When did this become a math blog? I don’t remember getting that memo. Oh, well…
We are, of course, working from the pyramid structure, starting with 2 presets and then a variable number of further prelims, leading to a variable number of elims.
Some issues beyond the math:
First of all, everyone does not clear. A lot of people come to a tournament to debate. They may hope to clear (sometimes they even hope against hope), but most of the people who pay their admission fees to eat the debate ziti (literally and figuratively) do not break. On one utilitarian plane, we have an obligation to provide the non-breakers with the most for their money. This would be, of course, the most prelim rounds.
Secondly, we want to do our best to fulfill the hopes of clearing. So we need to have a system of prelims that best leads to elims from a sort of Rawlsian perspective. We need to be behind the tabroom veil of ignorance to determine what seems the most fair. This is harder to gauge than the simple utility of more prelim rounds = more for your money overall. To provide elim fairness, everyone behind the VOE needs to agree that the determination is the correct one, i.e., the best one possible. I would suggest that a tournament that breaks most of its down-twos is distributively just. A tournament that breaks all of its down-twos or most of its down-twos and provides a runoff for the small minority at the bubble is probably more just, although often unfeasible.

• [Recorded data]
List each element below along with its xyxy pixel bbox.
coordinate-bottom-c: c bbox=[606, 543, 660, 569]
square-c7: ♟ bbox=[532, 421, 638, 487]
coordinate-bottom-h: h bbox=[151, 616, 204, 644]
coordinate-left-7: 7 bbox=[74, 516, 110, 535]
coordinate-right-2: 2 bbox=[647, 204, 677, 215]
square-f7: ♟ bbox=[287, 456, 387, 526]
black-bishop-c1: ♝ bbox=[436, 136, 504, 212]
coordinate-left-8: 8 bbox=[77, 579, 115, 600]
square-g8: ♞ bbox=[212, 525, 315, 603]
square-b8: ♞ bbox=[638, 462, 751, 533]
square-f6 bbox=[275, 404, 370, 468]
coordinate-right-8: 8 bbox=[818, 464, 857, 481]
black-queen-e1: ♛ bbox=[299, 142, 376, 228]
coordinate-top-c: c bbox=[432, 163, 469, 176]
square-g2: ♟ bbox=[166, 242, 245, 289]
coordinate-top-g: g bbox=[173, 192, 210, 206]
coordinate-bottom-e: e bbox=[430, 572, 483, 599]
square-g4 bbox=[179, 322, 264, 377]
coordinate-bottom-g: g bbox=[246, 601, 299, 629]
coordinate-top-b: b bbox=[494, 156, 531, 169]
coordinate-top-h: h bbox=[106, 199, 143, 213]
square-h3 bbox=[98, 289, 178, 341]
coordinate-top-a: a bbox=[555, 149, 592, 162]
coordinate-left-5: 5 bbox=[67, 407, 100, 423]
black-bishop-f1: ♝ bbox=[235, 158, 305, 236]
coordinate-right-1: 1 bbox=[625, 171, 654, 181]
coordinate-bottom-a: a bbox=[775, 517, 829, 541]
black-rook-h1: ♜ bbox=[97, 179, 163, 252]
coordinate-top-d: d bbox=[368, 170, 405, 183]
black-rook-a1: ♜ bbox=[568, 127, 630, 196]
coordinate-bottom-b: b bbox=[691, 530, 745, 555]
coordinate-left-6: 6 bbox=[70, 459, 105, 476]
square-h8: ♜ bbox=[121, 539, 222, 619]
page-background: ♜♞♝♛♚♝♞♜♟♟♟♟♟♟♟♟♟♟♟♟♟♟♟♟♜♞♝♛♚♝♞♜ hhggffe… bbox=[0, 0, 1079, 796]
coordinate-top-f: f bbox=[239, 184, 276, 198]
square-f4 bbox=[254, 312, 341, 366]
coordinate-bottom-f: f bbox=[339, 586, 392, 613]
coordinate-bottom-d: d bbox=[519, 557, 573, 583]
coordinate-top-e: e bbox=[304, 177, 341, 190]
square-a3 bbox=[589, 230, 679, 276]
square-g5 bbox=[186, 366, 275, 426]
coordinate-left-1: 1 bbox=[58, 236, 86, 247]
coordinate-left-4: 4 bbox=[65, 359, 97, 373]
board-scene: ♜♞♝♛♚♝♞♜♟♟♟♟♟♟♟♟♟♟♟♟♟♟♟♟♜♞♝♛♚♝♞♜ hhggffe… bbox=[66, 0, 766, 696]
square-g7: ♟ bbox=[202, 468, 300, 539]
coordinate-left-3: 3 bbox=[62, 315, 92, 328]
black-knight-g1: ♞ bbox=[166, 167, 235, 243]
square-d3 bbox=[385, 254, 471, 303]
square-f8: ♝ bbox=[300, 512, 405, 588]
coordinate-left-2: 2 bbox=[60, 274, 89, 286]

• [Requirements]
Resume the post on debate tournament prelims and elims, picking up after its final sentence. Ignore the lines; they have nothing to do with this.

• [Task answer]
Thirdly, we need to work with the materials at hand. A judge pool is what a judge pool is. (I want to talk about judge pools absent this particular discussion, so the VCA need not worry that we will go there soon, and in depth. There have been some issues lately…) It really doesn’t matter if one manages a tournament totally at random or if one goes all the way to 9-step MJP, a given debater will get some good decisions and some sketchy decisions and maybe some terrible decisions. Given the human factor, we need to build in some leeway for sketchy and terrible. I would say, let’s allow you to lose one round because of terrible judging (although I would point out the classic issue, as my daughter does, that your opponent also had that terrible judge and somehow managed to pick up that ballot), and another round because of a bad draw. This is a competition, and that seems reasonable. That the same people break all the time, with strong winning records, regardless of which tournament they’re at, regardless of the nature of the judge pool or the tabbing paradigm, indicates that this works, that good debaters get through whatever judges they have to, however they get through them, most of the time (but not necessarily undefeated). Also, the quality of the pool is a big determinant of elims when we go by straight rankings. Rounds adjudicated by all As versus rounds of all As and Bs versus pure randomness? What you break to, depending on the philosophy of the judge selection, will be what you can reasonably accommodate with the pool that you have.
Fourth, we have space/time constraints. Depending on the venue, we have all the rooms we need as long as we need them, or we don’t, and we have all the time we need, or we don’t, or some combination of the two. High schools, excluding the big octo tournaments, are usually limited in both space and time to one and a half days of competition. Colleges have pressures on space (the entire campuses are not given over to the tournament, and often fees are paid per room). Other factors play into this, with varying results.
So, here’s what we want. We want as many prelims as possible to satisfy the vast number of people who attended with competition. We want that number of prelims to intelligently lead to a correct number of elims, with an assumption that most or all down-twos should break. We need to fit those prelims and elims (and bubble rounds) into the time and space we have available for the tournament.
Simple, right?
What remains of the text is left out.